WRITTEN EXERCISE: Write out each line exactly as it stands, please.

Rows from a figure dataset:
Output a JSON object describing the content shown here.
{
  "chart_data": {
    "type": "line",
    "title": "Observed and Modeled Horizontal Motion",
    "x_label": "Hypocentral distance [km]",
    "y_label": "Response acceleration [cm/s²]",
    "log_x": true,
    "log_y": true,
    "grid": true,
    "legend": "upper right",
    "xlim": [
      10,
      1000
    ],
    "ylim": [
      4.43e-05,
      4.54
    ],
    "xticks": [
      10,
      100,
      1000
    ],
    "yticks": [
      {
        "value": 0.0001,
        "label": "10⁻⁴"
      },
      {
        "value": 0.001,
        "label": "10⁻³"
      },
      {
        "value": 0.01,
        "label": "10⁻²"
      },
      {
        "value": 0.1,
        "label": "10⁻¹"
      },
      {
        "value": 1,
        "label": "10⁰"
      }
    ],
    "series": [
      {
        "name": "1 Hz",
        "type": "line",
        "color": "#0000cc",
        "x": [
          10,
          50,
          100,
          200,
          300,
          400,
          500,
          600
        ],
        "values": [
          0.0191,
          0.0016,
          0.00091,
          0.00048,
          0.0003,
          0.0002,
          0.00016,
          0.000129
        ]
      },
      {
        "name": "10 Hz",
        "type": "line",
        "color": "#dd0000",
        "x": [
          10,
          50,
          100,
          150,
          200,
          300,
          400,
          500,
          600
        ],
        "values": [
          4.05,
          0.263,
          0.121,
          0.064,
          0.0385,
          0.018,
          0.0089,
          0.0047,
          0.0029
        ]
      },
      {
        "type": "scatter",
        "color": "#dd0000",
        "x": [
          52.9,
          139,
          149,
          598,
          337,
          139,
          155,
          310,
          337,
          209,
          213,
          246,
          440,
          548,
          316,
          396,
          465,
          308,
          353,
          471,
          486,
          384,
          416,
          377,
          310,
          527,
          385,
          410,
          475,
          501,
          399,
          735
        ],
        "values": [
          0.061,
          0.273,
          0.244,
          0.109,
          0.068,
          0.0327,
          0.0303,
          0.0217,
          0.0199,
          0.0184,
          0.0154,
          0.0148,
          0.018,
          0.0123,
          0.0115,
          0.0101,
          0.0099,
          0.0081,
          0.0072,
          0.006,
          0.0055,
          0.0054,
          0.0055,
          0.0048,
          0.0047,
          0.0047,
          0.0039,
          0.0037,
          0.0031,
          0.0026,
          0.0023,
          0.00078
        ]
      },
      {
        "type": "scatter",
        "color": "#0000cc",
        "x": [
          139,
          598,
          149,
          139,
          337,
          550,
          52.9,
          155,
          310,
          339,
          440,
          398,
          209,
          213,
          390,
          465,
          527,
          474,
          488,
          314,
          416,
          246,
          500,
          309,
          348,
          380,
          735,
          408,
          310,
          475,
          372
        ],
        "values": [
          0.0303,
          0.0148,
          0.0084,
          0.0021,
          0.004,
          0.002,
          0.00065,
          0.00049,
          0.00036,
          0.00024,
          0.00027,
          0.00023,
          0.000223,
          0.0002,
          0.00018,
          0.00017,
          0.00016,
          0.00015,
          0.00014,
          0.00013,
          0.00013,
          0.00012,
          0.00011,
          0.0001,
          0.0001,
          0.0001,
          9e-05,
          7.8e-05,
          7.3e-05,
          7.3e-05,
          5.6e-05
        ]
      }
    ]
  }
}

RESULT OF THE TASK:
Output a JSON object describing the content shown here.
{
  "chart_data": {
    "type": "line",
    "title": "Observed and Modeled Horizontal Motion",
    "x_label": "Hypocentral distance [km]",
    "y_label": "Response acceleration [cm/s²]",
    "log_x": true,
    "log_y": true,
    "grid": true,
    "legend": "upper right",
    "xlim": [
      10,
      1000
    ],
    "ylim": [
      4.43e-05,
      4.54
    ],
    "xticks": [
      10,
      100,
      1000
    ],
    "yticks": [
      {
        "value": 0.0001,
        "label": "10⁻⁴"
      },
      {
        "value": 0.001,
        "label": "10⁻³"
      },
      {
        "value": 0.01,
        "label": "10⁻²"
      },
      {
        "value": 0.1,
        "label": "10⁻¹"
      },
      {
        "value": 1,
        "label": "10⁰"
      }
    ],
    "series": [
      {
        "name": "1 Hz",
        "type": "line",
        "color": "#0000cc",
        "x": [
          10,
          50,
          100,
          200,
          300,
          400,
          500,
          600
        ],
        "values": [
          0.0191,
          0.0016,
          0.00091,
          0.00048,
          0.0003,
          0.0002,
          0.00016,
          0.000129
        ]
      },
      {
        "name": "10 Hz",
        "type": "line",
        "color": "#dd0000",
        "x": [
          10,
          50,
          100,
          150,
          200,
          300,
          400,
          500,
          600
        ],
        "values": [
          4.05,
          0.263,
          0.121,
          0.064,
          0.0385,
          0.018,
          0.0089,
          0.0047,
          0.0029
        ]
      },
      {
        "type": "scatter",
        "color": "#dd0000",
        "x": [
          52.9,
          139,
          149,
          598,
          337,
          139,
          155,
          310,
          337,
          209,
          213,
          246,
          440,
          548,
          316,
          396,
          465,
          308,
          353,
          471,
          486,
          384,
          416,
          377,
          310,
          527,
          385,
          410,
          475,
          501,
          399,
          735
        ],
        "values": [
          0.061,
          0.273,
          0.244,
          0.109,
          0.068,
          0.0327,
          0.0303,
          0.0217,
          0.0199,
          0.0184,
          0.0154,
          0.0148,
          0.018,
          0.0123,
          0.0115,
          0.0101,
          0.0099,
          0.0081,
          0.0072,
          0.006,
          0.0055,
          0.0054,
          0.0055,
          0.0048,
          0.0047,
          0.0047,
          0.0039,
          0.0037,
          0.0031,
          0.0026,
          0.0023,
          0.00078
        ]
      },
      {
        "type": "scatter",
        "color": "#0000cc",
        "x": [
          139,
          598,
          149,
          139,
          337,
          550,
          52.9,
          155,
          310,
          339,
          440,
          398,
          209,
          213,
          390,
          465,
          527,
          474,
          488,
          314,
          416,
          246,
          500,
          309,
          348,
          380,
          735,
          408,
          310,
          475,
          372
        ],
        "values": [
          0.0303,
          0.0148,
          0.0084,
          0.0021,
          0.004,
          0.002,
          0.00065,
          0.00049,
          0.00036,
          0.00024,
          0.00027,
          0.00023,
          0.000223,
          0.0002,
          0.00018,
          0.00017,
          0.00016,
          0.00015,
          0.00014,
          0.00013,
          0.00013,
          0.00012,
          0.00011,
          0.0001,
          0.0001,
          0.0001,
          9e-05,
          7.8e-05,
          7.3e-05,
          7.3e-05,
          5.6e-05
        ]
      }
    ]
  }
}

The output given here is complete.